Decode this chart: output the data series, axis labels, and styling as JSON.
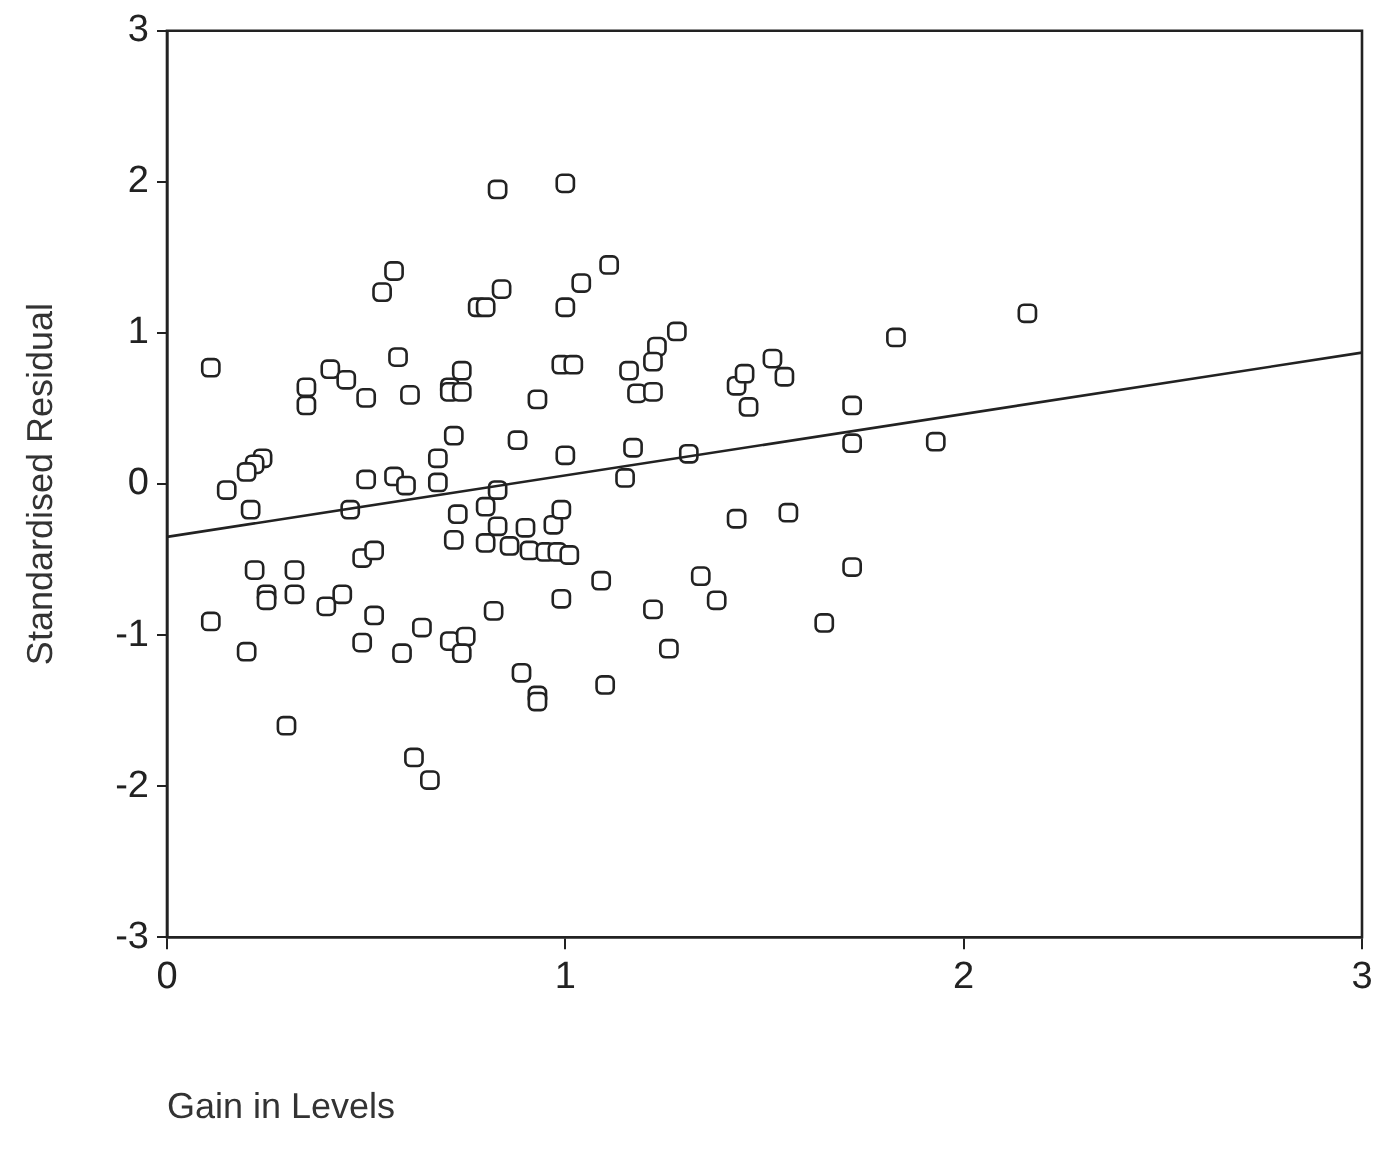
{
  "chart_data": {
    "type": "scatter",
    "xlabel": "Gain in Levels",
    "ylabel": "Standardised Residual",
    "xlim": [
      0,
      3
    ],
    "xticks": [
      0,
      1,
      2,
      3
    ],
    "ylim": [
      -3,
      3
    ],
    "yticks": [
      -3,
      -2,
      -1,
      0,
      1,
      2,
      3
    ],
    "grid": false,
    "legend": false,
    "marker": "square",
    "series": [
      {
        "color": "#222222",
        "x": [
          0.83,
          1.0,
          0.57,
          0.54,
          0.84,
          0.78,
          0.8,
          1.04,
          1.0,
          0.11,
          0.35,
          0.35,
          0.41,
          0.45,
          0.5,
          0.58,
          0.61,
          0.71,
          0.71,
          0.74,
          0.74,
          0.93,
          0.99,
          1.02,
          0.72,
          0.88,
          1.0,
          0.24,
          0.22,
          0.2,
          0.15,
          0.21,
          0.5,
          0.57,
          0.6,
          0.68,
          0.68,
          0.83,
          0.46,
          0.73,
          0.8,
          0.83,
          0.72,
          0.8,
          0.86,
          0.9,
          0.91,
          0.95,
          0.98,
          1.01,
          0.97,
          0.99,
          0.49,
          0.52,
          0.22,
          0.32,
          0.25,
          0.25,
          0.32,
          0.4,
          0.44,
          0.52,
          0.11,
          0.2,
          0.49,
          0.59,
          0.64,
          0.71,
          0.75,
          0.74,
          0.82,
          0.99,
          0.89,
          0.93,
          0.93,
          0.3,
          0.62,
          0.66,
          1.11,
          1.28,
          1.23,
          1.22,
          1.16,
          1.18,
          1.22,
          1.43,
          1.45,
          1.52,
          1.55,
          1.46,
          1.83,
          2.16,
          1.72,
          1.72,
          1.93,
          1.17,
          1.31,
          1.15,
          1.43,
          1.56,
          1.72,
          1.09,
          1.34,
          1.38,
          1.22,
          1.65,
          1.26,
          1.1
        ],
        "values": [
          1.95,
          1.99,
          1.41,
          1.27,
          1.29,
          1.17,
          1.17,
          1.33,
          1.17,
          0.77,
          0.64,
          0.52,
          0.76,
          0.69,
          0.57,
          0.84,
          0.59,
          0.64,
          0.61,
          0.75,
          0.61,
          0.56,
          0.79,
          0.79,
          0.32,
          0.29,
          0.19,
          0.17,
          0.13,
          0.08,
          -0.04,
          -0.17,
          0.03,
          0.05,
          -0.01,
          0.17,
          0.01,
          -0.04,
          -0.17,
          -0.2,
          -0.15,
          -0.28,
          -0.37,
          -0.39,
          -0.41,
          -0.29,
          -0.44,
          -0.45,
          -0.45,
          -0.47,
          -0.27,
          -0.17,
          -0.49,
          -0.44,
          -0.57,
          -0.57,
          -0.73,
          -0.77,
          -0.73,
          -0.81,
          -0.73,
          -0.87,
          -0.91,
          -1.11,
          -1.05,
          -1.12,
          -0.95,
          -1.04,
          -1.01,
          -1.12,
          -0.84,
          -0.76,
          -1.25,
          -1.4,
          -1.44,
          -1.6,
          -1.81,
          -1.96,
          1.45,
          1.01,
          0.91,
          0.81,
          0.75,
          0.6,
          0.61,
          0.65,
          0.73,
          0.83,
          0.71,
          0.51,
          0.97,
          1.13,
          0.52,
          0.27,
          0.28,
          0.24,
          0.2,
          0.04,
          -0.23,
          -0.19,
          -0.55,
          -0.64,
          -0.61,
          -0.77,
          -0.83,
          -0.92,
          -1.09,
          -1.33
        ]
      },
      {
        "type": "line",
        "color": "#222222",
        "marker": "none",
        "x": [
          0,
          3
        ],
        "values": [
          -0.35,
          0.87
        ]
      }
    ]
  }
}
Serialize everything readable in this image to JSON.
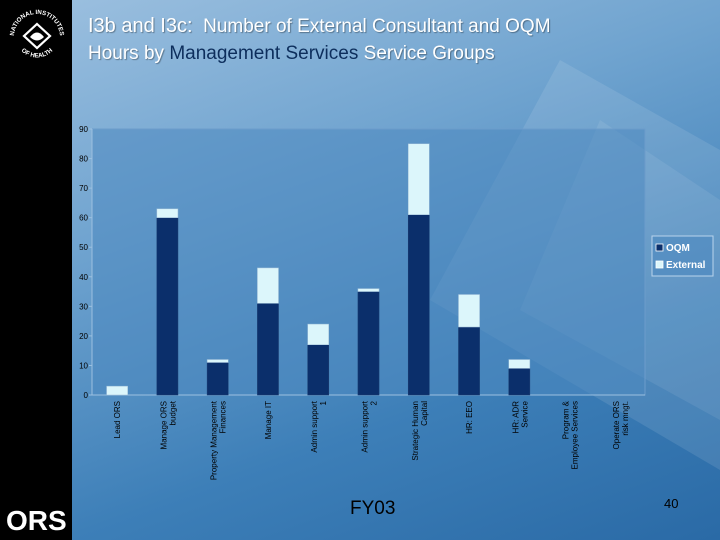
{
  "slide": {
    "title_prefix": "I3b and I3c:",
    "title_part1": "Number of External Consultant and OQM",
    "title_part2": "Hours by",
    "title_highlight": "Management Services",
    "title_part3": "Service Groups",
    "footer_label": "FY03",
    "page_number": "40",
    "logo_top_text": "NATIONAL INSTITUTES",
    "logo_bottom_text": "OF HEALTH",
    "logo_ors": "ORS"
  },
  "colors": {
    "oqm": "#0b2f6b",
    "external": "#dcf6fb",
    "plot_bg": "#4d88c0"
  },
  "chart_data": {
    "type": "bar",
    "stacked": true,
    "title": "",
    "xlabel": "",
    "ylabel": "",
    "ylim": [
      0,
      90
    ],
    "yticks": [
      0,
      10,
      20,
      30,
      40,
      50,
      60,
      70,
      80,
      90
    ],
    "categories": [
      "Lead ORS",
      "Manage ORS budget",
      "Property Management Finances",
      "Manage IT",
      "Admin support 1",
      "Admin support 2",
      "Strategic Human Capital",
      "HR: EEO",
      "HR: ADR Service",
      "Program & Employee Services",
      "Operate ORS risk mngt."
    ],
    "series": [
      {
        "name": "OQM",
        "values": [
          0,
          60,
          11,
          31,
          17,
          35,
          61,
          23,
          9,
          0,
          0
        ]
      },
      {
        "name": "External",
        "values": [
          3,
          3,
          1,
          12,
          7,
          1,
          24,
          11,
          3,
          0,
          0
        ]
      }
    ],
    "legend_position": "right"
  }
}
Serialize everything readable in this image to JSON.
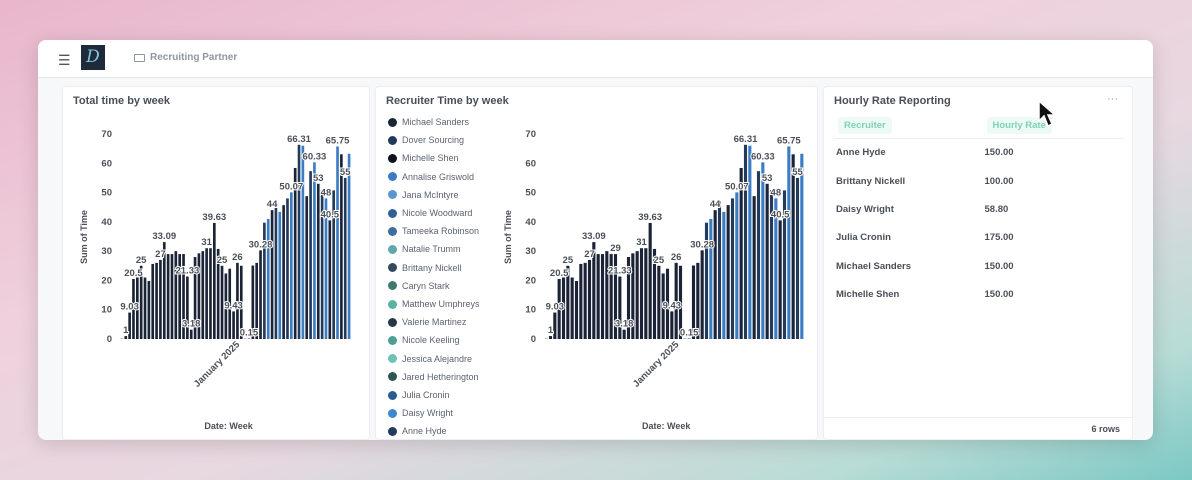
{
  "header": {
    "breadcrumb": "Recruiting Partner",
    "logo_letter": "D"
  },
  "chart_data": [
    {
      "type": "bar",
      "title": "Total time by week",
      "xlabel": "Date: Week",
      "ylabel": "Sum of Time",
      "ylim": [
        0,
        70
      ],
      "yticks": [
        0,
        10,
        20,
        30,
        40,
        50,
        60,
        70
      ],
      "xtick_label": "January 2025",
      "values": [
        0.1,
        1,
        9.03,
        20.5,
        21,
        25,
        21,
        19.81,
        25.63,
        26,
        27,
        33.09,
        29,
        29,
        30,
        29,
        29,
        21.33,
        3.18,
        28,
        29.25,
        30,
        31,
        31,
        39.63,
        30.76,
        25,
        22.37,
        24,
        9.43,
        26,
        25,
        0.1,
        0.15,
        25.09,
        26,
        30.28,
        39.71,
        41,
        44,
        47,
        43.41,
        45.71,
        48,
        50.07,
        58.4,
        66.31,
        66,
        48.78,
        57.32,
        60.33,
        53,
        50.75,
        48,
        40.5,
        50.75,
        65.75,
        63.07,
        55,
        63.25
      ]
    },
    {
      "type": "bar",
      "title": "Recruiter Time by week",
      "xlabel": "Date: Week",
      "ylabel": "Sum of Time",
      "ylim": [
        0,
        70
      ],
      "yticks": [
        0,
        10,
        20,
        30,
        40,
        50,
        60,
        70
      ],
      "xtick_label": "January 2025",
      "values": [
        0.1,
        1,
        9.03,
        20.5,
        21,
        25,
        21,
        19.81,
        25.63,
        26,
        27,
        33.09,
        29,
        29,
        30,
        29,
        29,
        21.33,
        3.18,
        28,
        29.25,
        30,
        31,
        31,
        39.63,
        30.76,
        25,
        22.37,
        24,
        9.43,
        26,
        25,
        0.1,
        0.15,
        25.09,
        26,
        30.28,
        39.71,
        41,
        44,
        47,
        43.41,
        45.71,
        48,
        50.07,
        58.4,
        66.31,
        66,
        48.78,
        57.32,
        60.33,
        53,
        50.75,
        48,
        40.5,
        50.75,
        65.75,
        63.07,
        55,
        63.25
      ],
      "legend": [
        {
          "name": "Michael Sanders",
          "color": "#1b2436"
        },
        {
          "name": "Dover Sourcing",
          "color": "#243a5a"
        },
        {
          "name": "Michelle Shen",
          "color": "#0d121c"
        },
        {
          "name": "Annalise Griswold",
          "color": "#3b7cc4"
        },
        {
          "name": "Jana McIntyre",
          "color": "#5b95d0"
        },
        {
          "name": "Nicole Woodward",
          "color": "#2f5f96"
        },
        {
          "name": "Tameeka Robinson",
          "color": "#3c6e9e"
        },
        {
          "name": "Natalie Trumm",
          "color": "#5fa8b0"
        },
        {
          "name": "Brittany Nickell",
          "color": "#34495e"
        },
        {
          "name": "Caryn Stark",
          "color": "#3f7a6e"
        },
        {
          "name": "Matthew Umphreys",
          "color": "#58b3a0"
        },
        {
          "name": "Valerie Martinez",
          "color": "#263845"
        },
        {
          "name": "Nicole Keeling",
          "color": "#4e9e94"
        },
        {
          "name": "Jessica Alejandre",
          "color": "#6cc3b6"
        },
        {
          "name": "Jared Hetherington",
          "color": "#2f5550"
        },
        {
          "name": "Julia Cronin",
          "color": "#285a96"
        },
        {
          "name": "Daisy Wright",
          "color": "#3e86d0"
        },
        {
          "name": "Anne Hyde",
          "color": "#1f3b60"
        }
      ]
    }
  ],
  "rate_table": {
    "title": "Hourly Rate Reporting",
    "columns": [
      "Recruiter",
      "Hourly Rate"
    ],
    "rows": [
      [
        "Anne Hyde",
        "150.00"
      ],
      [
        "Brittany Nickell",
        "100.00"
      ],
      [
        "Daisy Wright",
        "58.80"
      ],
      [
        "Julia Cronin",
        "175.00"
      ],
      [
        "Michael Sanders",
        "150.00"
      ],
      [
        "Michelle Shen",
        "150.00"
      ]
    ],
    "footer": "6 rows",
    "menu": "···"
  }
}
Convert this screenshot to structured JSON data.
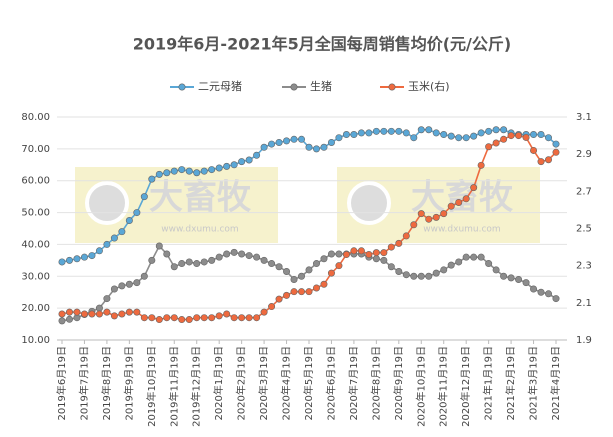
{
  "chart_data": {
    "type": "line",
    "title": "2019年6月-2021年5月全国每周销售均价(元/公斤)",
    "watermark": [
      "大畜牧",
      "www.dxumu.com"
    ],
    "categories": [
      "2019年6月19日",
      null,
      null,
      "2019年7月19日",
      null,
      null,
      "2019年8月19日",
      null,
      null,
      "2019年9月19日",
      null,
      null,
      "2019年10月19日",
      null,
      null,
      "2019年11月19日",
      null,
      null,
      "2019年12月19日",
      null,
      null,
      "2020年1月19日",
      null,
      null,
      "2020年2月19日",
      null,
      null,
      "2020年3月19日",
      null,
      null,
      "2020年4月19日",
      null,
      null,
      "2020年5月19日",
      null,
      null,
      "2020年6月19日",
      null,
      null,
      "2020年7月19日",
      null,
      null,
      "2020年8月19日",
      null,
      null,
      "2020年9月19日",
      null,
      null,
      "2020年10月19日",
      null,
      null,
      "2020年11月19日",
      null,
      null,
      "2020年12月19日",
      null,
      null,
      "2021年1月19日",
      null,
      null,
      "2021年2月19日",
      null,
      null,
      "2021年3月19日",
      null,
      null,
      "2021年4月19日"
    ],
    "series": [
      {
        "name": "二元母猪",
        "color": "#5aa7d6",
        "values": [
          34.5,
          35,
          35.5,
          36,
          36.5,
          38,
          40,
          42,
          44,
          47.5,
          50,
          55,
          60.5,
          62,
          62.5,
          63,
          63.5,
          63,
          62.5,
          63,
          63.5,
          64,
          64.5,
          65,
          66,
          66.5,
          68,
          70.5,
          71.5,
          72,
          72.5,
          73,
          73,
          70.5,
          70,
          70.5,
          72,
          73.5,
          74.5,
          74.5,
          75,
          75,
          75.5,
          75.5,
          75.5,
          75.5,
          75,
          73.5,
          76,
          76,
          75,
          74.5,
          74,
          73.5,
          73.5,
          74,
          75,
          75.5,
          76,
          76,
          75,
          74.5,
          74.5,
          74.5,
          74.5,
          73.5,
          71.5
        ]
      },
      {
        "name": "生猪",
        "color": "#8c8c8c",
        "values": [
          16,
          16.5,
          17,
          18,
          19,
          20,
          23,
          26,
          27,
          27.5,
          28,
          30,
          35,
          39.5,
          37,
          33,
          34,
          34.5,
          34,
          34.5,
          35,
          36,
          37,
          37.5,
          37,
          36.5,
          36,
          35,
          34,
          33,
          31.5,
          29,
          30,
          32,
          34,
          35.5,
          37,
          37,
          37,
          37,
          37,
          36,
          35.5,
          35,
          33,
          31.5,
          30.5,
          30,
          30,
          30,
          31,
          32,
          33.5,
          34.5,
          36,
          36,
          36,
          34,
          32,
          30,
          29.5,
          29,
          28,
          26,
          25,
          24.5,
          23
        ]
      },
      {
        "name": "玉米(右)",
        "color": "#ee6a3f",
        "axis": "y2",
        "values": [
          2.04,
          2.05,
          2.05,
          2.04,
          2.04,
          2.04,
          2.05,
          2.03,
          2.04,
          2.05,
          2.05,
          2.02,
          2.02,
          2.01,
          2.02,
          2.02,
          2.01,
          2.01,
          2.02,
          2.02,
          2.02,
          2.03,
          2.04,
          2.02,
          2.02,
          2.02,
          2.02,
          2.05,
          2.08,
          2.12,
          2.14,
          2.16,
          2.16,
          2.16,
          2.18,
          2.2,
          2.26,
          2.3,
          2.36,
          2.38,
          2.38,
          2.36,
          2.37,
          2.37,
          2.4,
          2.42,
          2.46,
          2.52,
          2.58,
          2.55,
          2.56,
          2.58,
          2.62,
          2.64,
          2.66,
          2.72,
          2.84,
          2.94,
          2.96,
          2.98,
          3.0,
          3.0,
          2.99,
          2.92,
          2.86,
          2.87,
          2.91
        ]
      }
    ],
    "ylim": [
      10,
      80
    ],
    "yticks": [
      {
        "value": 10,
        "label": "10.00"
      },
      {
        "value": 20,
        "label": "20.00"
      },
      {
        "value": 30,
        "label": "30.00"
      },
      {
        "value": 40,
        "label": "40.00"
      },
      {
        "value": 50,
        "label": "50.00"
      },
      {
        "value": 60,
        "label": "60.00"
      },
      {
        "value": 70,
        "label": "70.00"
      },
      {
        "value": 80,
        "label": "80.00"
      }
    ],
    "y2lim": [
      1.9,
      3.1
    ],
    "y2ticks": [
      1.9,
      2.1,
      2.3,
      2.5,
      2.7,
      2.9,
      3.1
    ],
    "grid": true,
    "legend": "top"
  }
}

-----

* [SET PROBLEM]
Of the lines in the records, how many contain the word "Hourly"? Answer with the number and nothing else.

* [OUTPUT OF THE EXERCISE]
2